*作業指示*. チャーリーの経過報告書で進む物語についての感想文を、最後の一文の後から書き継いでください。

*本文抜粋*.
────────────────

物語はチャーリーが自分のことを自分で書き記す「経過報告書」で進みます。

そのため最初は誤字脱字やひらがなが多く、句読点は少なくとても読みづらいのですが、手術を受けた後は使う言葉が複雑で洗練されたものとなっていきます。

成長過程を表現するには本人が書く経過報告書という形が分かりやすくてベストだったと思います。

手術前はとにかくチャーリーの一生懸命な姿が胸を打ちます。

明るく純粋で前向き、人に対し敵意がなく希望に満ちている。

ところが手術をしたことで今まで尊敬していた人々が実は自分を馬鹿にしていたことを知っていまい、さらには尊敬していた教授さえもそれほどの人間ではなかったと衝撃を受け…

その辺りからだいぶ切なくなってきました。

知能が教授を上回ったことで自分の手術についても疑問が生まれ、その質問をぶつけても解答が得られず不安になり。

知的障害の子を持つ親や兄弟の辛さ、本人の辛さも知ってしまい、過去の辛い思い出が苦しめるようになります。

さらに手術をしたことで今の自分と昔の自分、手術前のチャーリーの視点が常に付きまとうようになり苦しみが増します。

────────────────

*記録データ*.
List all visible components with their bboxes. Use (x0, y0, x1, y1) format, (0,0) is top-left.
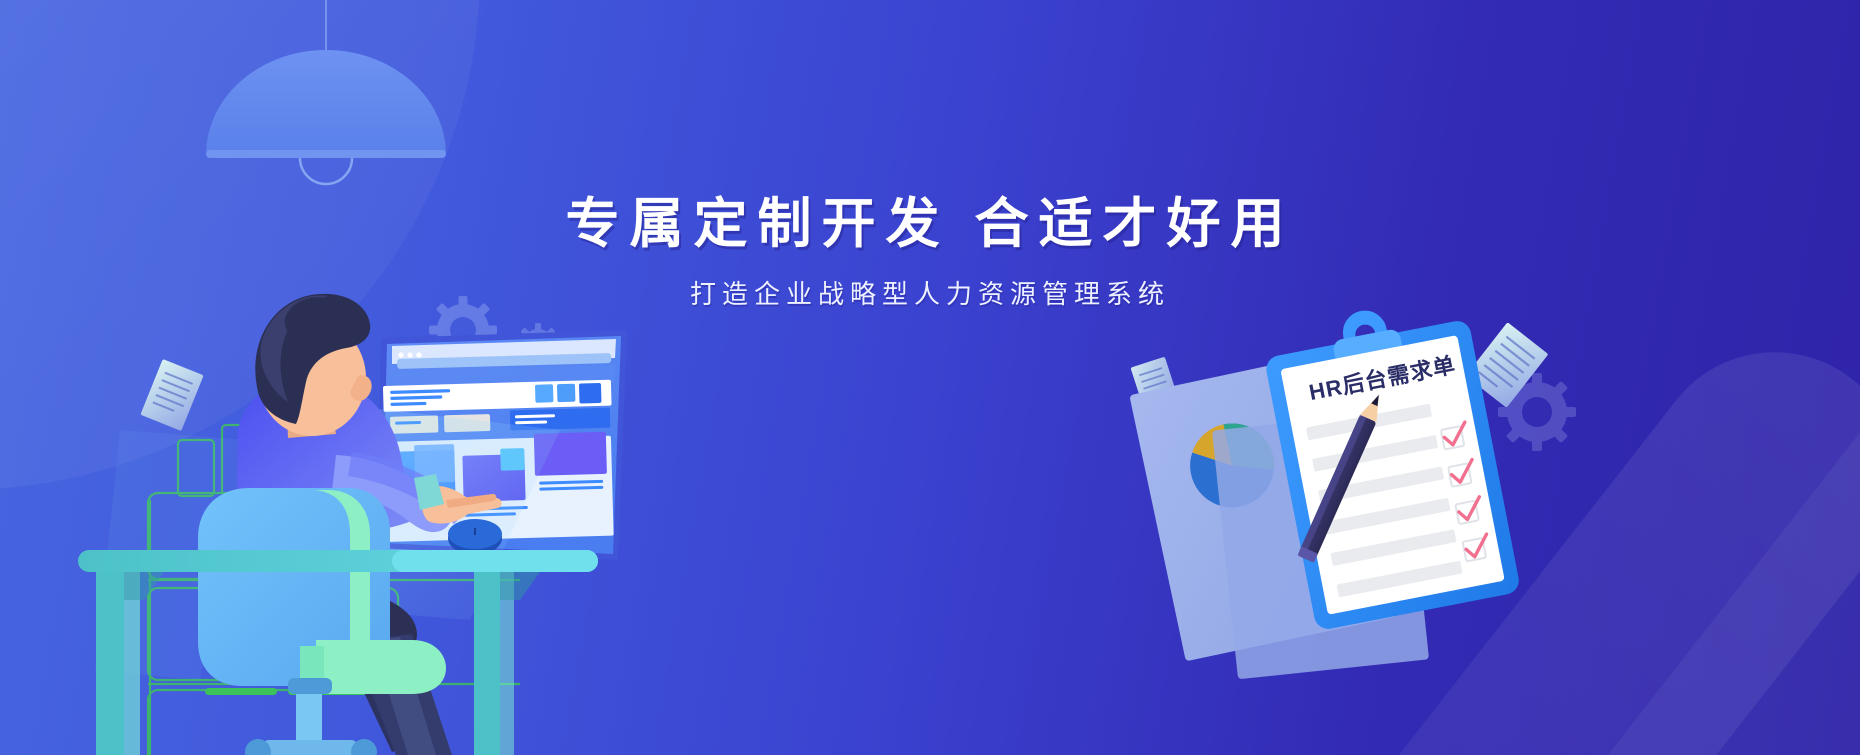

────────────────

*演習結果*.
頭が良くなっても恋をしても、昔のチャーリーが今の自分をじっと見ているという恐怖。

チャーリーの不穏な変化を心配してくれる人にも敵意を持ったり、真の愛情に気づいて傷ついたり。

たくさん学び苦しんだチャーリーの懸命に生きる姿や最後の選択まで、とても心を打たれました。

 

自分みたいな人のためになれば。

今後生まれてくるであろうチャーリーのような人のためになれば。

チャーリーは自分の経過報告書を辛くても記すことを止めなかったのは、チャーリー自身が持つ輝きが失われていなかった証拠だと思います。

例え周りを言い負かして怯えさせ嫌われたとしても。

暴言を吐きながらも書き続けた報告書は他の誰かのためで。

恥ずかしい内容も含め誠実に書いたこの報告書が、いつか誰かの役に立つと信じていたチャーリーを、誰が笑うことができるでしょうか。

 

物語はもちろんですが、あとがきもとても感動しました。

翻訳をした小尾芙佐さんと作家のダニエル・キイスさんとの交流にも、じわっと涙が出てしまいました。

 

再読とは思えないほど新鮮で複雑な気持ち、感動をもたらした「アルジャーノンに花束を」。

まだ読んでいない方は読んでみて欲しい本です。

温かい心と目を持つ人間でありたい、と思わずにはいられません。

チャーリーが本当に欲しかったものは、きっとみんながすでに持っているはずです。

そう教えてくれました。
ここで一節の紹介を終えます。